GOAL: Can you write out all of the material below, word for word?

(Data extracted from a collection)

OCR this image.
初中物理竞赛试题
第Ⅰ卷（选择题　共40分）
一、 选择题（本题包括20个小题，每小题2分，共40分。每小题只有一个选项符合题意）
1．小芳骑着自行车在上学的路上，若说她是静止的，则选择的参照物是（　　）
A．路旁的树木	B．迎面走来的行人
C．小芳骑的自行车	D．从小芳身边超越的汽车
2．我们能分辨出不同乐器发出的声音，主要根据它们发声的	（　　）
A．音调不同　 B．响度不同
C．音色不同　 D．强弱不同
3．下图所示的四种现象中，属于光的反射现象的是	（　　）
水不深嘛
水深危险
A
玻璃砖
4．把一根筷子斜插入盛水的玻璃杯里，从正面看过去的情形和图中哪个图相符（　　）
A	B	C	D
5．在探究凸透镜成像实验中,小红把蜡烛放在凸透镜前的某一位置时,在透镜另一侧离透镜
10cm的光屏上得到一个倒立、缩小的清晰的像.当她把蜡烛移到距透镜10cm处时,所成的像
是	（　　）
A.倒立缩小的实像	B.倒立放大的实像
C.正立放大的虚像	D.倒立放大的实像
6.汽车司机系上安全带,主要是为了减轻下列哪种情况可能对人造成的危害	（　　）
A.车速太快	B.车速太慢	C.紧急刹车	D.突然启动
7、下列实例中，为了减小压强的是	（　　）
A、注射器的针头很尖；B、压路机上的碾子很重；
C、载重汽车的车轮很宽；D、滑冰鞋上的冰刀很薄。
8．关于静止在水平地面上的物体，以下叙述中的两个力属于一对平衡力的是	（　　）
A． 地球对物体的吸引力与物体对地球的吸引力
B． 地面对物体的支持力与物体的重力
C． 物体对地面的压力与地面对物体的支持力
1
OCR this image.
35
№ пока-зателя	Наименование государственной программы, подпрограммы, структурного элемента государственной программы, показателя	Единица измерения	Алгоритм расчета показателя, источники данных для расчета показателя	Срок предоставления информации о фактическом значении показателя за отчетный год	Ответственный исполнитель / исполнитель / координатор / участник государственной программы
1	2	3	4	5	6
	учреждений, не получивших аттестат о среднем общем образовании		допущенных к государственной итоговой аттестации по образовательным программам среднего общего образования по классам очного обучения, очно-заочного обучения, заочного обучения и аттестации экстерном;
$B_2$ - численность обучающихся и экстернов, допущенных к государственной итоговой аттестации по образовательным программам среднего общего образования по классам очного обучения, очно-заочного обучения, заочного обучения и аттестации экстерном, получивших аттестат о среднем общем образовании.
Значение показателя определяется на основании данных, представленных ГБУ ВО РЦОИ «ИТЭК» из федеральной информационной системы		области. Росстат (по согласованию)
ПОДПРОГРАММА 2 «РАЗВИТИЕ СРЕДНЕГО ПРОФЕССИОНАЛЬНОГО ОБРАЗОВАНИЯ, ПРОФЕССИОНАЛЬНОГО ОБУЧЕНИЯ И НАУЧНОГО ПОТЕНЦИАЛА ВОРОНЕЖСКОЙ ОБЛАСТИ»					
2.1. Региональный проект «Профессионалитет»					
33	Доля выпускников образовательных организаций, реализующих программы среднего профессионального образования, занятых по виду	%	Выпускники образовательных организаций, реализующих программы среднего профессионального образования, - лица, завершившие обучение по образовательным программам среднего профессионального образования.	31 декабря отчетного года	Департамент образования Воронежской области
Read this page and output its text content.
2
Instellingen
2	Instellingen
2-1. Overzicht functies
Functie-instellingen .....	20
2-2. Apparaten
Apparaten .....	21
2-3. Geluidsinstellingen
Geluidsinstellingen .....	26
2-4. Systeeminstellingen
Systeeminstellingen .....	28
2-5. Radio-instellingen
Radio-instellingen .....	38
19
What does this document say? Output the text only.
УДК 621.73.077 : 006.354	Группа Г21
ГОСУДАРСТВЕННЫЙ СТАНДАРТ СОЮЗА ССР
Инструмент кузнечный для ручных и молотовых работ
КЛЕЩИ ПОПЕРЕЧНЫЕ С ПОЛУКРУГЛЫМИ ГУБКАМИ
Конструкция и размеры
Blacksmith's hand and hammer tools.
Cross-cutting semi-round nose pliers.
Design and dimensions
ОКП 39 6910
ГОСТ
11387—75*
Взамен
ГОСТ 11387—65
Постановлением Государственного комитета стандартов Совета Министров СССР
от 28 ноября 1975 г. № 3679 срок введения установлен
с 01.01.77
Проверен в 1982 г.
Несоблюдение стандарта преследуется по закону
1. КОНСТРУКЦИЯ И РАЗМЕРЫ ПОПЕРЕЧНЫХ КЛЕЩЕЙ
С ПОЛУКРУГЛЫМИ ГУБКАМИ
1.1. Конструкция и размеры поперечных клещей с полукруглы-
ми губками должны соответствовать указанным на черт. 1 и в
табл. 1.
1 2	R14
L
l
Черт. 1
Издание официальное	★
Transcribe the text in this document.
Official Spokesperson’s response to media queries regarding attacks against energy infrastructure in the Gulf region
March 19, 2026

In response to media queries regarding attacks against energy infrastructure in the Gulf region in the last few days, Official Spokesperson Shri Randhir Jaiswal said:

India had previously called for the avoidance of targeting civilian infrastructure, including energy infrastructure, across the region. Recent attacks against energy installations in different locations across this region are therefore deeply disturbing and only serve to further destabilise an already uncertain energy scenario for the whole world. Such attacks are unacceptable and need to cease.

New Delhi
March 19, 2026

OUTPUT:
OCR this image.
初中物理竞赛试题
第Ⅰ卷（选择题　共40分）
一、 选择题（本题包括20个小题，每小题2分，共40分。每小题只有一个选项符合题意）
1．小芳骑着自行车在上学的路上，若说她是静止的，则选择的参照物是（　　）
A．路旁的树木	B．迎面走来的行人
C．小芳骑的自行车	D．从小芳身边超越的汽车
2．我们能分辨出不同乐器发出的声音，主要根据它们发声的	（　　）
A．音调不同　 B．响度不同
C．音色不同　 D．强弱不同
3．下图所示的四种现象中，属于光的反射现象的是	（　　）
水不深嘛
水深危险
A
玻璃砖
4．把一根筷子斜插入盛水的玻璃杯里，从正面看过去的情形和图中哪个图相符（　　）
A	B	C	D
5．在探究凸透镜成像实验中,小红把蜡烛放在凸透镜前的某一位置时,在透镜另一侧离透镜
10cm的光屏上得到一个倒立、缩小的清晰的像.当她把蜡烛移到距透镜10cm处时,所成的像
是	（　　）
A.倒立缩小的实像	B.倒立放大的实像
C.正立放大的虚像	D.倒立放大的实像
6.汽车司机系上安全带,主要是为了减轻下列哪种情况可能对人造成的危害	（　　）
A.车速太快	B.车速太慢	C.紧急刹车	D.突然启动
7、下列实例中，为了减小压强的是	（　　）
A、注射器的针头很尖；B、压路机上的碾子很重；
C、载重汽车的车轮很宽；D、滑冰鞋上的冰刀很薄。
8．关于静止在水平地面上的物体，以下叙述中的两个力属于一对平衡力的是	（　　）
A． 地球对物体的吸引力与物体对地球的吸引力
B． 地面对物体的支持力与物体的重力
C． 物体对地面的压力与地面对物体的支持力
1
OCR this image.
35
№ пока-зателя	Наименование государственной программы, подпрограммы, структурного элемента государственной программы, показателя	Единица измерения	Алгоритм расчета показателя, источники данных для расчета показателя	Срок предоставления информации о фактическом значении показателя за отчетный год	Ответственный исполнитель / исполнитель / координатор / участник государственной программы
1	2	3	4	5	6
	учреждений, не получивших аттестат о среднем общем образовании		допущенных к государственной итоговой аттестации по образовательным программам среднего общего образования по классам очного обучения, очно-заочного обучения, заочного обучения и аттестации экстерном;
$B_2$ - численность обучающихся и экстернов, допущенных к государственной итоговой аттестации по образовательным программам среднего общего образования по классам очного обучения, очно-заочного обучения, заочного обучения и аттестации экстерном, получивших аттестат о среднем общем образовании.
Значение показателя определяется на основании данных, представленных ГБУ ВО РЦОИ «ИТЭК» из федеральной информационной системы		области. Росстат (по согласованию)
ПОДПРОГРАММА 2 «РАЗВИТИЕ СРЕДНЕГО ПРОФЕССИОНАЛЬНОГО ОБРАЗОВАНИЯ, ПРОФЕССИОНАЛЬНОГО ОБУЧЕНИЯ И НАУЧНОГО ПОТЕНЦИАЛА ВОРОНЕЖСКОЙ ОБЛАСТИ»					
2.1. Региональный проект «Профессионалитет»					
33	Доля выпускников образовательных организаций, реализующих программы среднего профессионального образования, занятых по виду	%	Выпускники образовательных организаций, реализующих программы среднего профессионального образования, - лица, завершившие обучение по образовательным программам среднего профессионального образования.	31 декабря отчетного года	Департамент образования Воронежской области
Read this page and output its text content.
2
Instellingen
2	Instellingen
2-1. Overzicht functies
Functie-instellingen .....	20
2-2. Apparaten
Apparaten .....	21
2-3. Geluidsinstellingen
Geluidsinstellingen .....	26
2-4. Systeeminstellingen
Systeeminstellingen .....	28
2-5. Radio-instellingen
Radio-instellingen .....	38
19
What does this document say? Output the text only.
УДК 621.73.077 : 006.354	Группа Г21
ГОСУДАРСТВЕННЫЙ СТАНДАРТ СОЮЗА ССР
Инструмент кузнечный для ручных и молотовых работ
КЛЕЩИ ПОПЕРЕЧНЫЕ С ПОЛУКРУГЛЫМИ ГУБКАМИ
Конструкция и размеры
Blacksmith's hand and hammer tools.
Cross-cutting semi-round nose pliers.
Design and dimensions
ОКП 39 6910
ГОСТ
11387—75*
Взамен
ГОСТ 11387—65
Постановлением Государственного комитета стандартов Совета Министров СССР
от 28 ноября 1975 г. № 3679 срок введения установлен
с 01.01.77
Проверен в 1982 г.
Несоблюдение стандарта преследуется по закону
1. КОНСТРУКЦИЯ И РАЗМЕРЫ ПОПЕРЕЧНЫХ КЛЕЩЕЙ
С ПОЛУКРУГЛЫМИ ГУБКАМИ
1.1. Конструкция и размеры поперечных клещей с полукруглы-
ми губками должны соответствовать указанным на черт. 1 и в
табл. 1.
1 2	R14
L
l
Черт. 1
Издание официальное	★
Transcribe the text in this document.
Official Spokesperson’s response to media queries regarding attacks against energy infrastructure in the Gulf region
March 19, 2026

In response to media queries regarding attacks against energy infrastructure in the Gulf region in the last few days, Official Spokesperson Shri Randhir Jaiswal said:

India had previously called for the avoidance of targeting civilian infrastructure, including energy infrastructure, across the region. Recent attacks against energy installations in different locations across this region are therefore deeply disturbing and only serve to further destabilise an already uncertain energy scenario for the whole world. Such attacks are unacceptable and need to cease.

New Delhi
March 19, 2026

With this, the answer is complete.